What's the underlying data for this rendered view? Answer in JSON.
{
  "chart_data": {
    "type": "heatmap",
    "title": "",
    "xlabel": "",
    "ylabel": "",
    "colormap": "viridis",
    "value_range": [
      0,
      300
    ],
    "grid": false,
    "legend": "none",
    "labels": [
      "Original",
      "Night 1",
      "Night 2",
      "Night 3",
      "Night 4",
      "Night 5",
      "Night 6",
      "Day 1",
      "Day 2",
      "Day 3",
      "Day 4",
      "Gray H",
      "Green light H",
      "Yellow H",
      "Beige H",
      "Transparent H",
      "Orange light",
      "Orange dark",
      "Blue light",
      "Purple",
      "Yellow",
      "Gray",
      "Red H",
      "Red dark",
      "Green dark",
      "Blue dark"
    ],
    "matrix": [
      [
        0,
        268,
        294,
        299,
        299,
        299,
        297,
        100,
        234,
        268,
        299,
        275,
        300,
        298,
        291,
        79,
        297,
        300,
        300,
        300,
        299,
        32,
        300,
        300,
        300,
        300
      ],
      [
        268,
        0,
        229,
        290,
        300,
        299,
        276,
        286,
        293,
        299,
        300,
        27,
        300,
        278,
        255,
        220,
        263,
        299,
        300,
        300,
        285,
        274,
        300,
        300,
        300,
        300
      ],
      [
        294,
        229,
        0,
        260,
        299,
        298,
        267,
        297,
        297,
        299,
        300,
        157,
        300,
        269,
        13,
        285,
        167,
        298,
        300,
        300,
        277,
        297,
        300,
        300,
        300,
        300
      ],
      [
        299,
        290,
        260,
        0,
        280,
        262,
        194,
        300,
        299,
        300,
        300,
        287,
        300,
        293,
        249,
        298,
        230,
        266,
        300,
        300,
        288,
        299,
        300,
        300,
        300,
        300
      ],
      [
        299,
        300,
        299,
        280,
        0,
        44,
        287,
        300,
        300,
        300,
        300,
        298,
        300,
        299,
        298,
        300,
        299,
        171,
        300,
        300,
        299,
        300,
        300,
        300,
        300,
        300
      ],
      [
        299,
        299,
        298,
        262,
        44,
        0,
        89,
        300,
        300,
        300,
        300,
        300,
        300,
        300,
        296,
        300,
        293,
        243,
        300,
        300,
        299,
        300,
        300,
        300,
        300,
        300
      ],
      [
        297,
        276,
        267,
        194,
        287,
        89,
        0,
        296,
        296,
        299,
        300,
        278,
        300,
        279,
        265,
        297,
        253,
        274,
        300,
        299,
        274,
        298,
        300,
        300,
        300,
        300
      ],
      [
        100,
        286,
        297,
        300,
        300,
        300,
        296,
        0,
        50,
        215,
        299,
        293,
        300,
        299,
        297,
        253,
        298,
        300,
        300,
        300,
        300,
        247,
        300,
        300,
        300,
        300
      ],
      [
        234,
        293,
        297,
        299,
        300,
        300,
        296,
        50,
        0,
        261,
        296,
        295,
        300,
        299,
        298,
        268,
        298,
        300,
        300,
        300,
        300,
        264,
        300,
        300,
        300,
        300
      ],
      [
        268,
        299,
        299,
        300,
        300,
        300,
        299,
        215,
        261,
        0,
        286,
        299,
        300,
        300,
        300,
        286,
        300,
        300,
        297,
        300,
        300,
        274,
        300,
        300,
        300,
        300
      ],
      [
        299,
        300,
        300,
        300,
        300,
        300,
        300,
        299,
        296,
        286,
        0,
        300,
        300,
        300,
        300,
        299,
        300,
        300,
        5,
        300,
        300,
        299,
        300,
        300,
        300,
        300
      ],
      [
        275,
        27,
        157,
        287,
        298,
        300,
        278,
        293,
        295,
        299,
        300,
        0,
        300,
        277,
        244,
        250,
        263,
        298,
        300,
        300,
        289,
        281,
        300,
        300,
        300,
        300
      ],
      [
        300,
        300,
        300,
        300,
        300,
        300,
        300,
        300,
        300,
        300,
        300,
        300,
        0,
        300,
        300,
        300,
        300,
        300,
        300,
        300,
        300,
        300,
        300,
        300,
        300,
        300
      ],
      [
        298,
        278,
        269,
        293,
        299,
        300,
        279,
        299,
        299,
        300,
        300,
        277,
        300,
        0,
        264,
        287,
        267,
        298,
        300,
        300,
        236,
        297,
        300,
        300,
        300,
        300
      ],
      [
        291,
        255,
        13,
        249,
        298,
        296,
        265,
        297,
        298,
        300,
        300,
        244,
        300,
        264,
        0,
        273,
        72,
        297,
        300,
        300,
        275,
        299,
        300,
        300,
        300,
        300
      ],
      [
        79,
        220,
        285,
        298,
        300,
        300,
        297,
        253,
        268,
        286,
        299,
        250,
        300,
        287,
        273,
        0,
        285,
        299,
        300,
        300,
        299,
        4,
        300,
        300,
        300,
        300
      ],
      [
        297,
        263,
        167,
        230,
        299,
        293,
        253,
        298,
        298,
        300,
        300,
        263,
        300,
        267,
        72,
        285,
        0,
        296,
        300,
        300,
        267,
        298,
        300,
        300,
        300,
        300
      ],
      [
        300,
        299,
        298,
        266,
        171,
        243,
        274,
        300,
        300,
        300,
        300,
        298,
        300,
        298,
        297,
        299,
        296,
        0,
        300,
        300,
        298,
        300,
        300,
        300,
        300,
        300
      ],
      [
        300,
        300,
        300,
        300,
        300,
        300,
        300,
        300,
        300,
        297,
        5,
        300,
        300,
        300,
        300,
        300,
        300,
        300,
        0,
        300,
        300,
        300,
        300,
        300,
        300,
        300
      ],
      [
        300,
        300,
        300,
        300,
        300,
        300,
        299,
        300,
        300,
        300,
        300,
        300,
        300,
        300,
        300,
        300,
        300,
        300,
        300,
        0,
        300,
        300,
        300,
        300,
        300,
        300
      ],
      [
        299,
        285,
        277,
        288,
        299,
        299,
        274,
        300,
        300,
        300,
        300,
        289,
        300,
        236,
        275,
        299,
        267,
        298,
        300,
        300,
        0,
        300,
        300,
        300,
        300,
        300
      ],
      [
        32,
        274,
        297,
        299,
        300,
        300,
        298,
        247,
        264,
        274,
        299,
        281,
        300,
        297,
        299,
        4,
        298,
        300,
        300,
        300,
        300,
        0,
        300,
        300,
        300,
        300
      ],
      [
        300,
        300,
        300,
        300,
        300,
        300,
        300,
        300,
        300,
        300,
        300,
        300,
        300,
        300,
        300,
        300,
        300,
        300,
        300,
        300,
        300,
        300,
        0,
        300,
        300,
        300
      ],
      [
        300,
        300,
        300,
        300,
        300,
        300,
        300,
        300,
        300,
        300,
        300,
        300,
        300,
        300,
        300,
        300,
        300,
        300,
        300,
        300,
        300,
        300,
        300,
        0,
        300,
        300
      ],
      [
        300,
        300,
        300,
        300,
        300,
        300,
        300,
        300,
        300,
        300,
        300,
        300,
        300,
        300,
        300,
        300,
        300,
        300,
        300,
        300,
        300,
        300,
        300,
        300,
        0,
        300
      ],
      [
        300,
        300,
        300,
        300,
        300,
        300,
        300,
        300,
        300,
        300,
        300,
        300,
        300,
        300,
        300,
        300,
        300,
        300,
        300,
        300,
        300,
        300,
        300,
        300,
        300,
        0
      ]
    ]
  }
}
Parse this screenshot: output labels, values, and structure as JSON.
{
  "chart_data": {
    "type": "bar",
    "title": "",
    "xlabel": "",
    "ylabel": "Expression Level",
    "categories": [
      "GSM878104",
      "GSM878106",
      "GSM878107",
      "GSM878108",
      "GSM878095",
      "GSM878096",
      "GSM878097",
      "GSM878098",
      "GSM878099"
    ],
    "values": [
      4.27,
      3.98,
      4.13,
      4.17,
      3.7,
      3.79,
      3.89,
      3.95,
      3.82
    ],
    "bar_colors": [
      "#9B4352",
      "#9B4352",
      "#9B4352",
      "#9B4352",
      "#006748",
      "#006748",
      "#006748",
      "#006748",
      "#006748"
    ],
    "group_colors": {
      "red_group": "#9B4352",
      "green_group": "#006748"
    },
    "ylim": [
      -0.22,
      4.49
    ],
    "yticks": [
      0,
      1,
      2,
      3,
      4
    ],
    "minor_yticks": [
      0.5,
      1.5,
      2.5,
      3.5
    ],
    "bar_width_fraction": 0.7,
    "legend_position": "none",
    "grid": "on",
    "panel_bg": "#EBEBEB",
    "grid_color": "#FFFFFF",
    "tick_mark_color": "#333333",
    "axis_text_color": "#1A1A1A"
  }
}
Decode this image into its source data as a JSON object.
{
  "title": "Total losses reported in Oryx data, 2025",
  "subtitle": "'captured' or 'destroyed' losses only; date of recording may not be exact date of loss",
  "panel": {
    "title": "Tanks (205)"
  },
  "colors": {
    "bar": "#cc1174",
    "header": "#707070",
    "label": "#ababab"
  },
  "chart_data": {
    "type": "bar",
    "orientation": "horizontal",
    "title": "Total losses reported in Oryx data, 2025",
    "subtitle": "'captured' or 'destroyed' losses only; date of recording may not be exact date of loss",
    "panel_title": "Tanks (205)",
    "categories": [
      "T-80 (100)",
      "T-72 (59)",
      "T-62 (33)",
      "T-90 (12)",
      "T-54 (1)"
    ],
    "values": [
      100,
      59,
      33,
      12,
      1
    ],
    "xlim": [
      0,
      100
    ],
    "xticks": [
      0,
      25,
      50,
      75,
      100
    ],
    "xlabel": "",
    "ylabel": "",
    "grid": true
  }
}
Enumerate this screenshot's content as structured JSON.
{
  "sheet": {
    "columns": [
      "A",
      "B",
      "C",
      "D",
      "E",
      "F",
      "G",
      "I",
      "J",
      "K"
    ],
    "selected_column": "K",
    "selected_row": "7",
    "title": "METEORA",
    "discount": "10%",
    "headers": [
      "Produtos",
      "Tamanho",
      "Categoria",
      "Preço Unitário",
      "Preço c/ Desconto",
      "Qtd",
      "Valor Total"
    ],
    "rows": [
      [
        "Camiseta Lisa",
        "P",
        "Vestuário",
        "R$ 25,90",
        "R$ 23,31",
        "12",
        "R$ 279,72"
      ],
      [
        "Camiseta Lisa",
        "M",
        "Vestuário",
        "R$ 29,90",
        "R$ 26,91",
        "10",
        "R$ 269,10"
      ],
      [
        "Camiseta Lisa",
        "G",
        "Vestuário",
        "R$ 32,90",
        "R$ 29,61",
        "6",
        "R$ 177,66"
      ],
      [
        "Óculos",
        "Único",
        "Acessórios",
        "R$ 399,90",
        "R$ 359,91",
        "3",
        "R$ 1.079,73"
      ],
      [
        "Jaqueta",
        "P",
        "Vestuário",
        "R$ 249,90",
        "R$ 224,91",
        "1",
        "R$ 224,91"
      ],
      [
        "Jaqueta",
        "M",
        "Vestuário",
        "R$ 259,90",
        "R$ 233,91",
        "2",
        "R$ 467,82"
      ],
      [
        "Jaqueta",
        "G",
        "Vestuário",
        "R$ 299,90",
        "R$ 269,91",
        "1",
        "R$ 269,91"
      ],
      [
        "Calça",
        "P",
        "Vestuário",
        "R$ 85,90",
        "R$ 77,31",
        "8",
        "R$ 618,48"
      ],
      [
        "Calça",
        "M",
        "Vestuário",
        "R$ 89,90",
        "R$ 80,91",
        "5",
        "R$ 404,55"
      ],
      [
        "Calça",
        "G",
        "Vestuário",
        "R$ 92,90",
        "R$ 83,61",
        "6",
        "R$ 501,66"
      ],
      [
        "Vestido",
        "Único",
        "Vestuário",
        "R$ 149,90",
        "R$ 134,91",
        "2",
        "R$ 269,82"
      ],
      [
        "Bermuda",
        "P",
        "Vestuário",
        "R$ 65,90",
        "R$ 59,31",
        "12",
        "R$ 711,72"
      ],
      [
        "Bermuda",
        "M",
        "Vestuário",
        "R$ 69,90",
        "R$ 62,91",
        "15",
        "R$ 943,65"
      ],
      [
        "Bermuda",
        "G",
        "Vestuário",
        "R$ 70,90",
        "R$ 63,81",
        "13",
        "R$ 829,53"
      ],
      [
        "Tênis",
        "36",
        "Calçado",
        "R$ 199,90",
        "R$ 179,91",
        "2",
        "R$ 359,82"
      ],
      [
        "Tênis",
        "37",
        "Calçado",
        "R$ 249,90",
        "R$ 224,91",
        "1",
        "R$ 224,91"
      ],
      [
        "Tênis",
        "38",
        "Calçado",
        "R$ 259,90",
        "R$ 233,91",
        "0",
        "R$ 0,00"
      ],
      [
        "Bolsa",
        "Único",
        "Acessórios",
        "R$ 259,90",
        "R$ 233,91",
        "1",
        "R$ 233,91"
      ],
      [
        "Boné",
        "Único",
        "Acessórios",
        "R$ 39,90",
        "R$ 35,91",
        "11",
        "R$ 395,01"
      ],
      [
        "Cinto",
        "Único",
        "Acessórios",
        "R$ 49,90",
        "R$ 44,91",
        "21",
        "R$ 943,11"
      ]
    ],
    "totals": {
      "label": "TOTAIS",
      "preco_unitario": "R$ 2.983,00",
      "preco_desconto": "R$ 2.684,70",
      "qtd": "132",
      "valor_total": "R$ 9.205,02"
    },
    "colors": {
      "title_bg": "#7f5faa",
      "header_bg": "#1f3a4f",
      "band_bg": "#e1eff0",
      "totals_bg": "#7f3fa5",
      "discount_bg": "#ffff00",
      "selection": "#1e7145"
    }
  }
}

# Work to do
Select from the material above each line in which the string "losses" appears, and list those lines.

# Expected answer
  "title": "Total losses reported in Oryx data, 2025",
  "subtitle": "'captured' or 'destroyed' losses only; date of recording may not be exact date of loss",
    "title": "Total losses reported in Oryx data, 2025",
    "subtitle": "'captured' or 'destroyed' losses only; date of recording may not be exact date of loss",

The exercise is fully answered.